**Exercise**.
Consider the records below. How many of their lines include the word "Lateral"? State the number and nothing else.

**Source data**.

▬▬▬▬▬▬▬▬▬▬

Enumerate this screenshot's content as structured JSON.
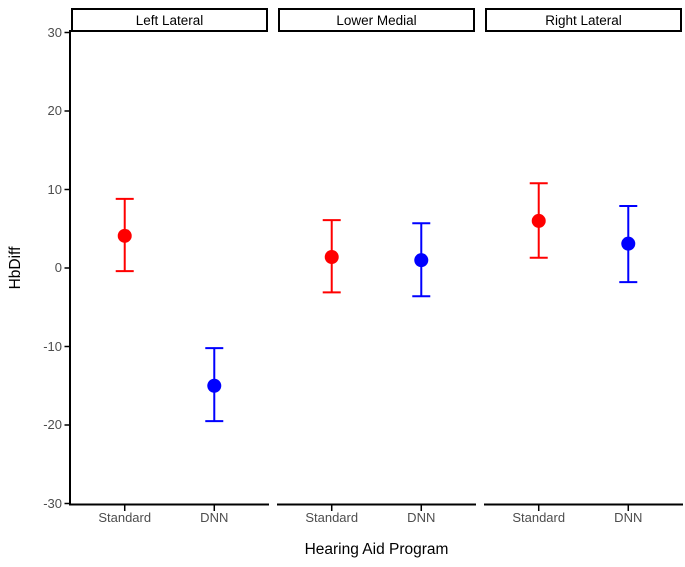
{
  "chart_data": {
    "type": "pointrange",
    "title": "",
    "xlabel": "Hearing Aid Program",
    "ylabel": "HbDiff",
    "ylim": [
      -30,
      30
    ],
    "yticks": [
      30,
      20,
      10,
      0,
      -10,
      -20,
      -30
    ],
    "categories": [
      "Standard",
      "DNN"
    ],
    "grid": false,
    "legend": "none",
    "facets": [
      {
        "label": "Left Lateral",
        "points": [
          {
            "category": "Standard",
            "mean": 4.1,
            "lower": -0.4,
            "upper": 8.8,
            "color": "#FF0000"
          },
          {
            "category": "DNN",
            "mean": -15.0,
            "lower": -19.5,
            "upper": -10.2,
            "color": "#0000FF"
          }
        ]
      },
      {
        "label": "Lower Medial",
        "points": [
          {
            "category": "Standard",
            "mean": 1.4,
            "lower": -3.1,
            "upper": 6.1,
            "color": "#FF0000"
          },
          {
            "category": "DNN",
            "mean": 1.0,
            "lower": -3.6,
            "upper": 5.7,
            "color": "#0000FF"
          }
        ]
      },
      {
        "label": "Right Lateral",
        "points": [
          {
            "category": "Standard",
            "mean": 6.0,
            "lower": 1.3,
            "upper": 10.8,
            "color": "#FF0000"
          },
          {
            "category": "DNN",
            "mean": 3.1,
            "lower": -1.8,
            "upper": 7.9,
            "color": "#0000FF"
          }
        ]
      }
    ],
    "colors": {
      "standard": "#FF0000",
      "dnn": "#0000FF",
      "axis_text": "#4D4D4D",
      "axis_line": "#000000",
      "strip_border": "#000000",
      "background": "#FFFFFF"
    }
  }
}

▬▬▬▬▬▬▬▬▬▬

**Result**.
2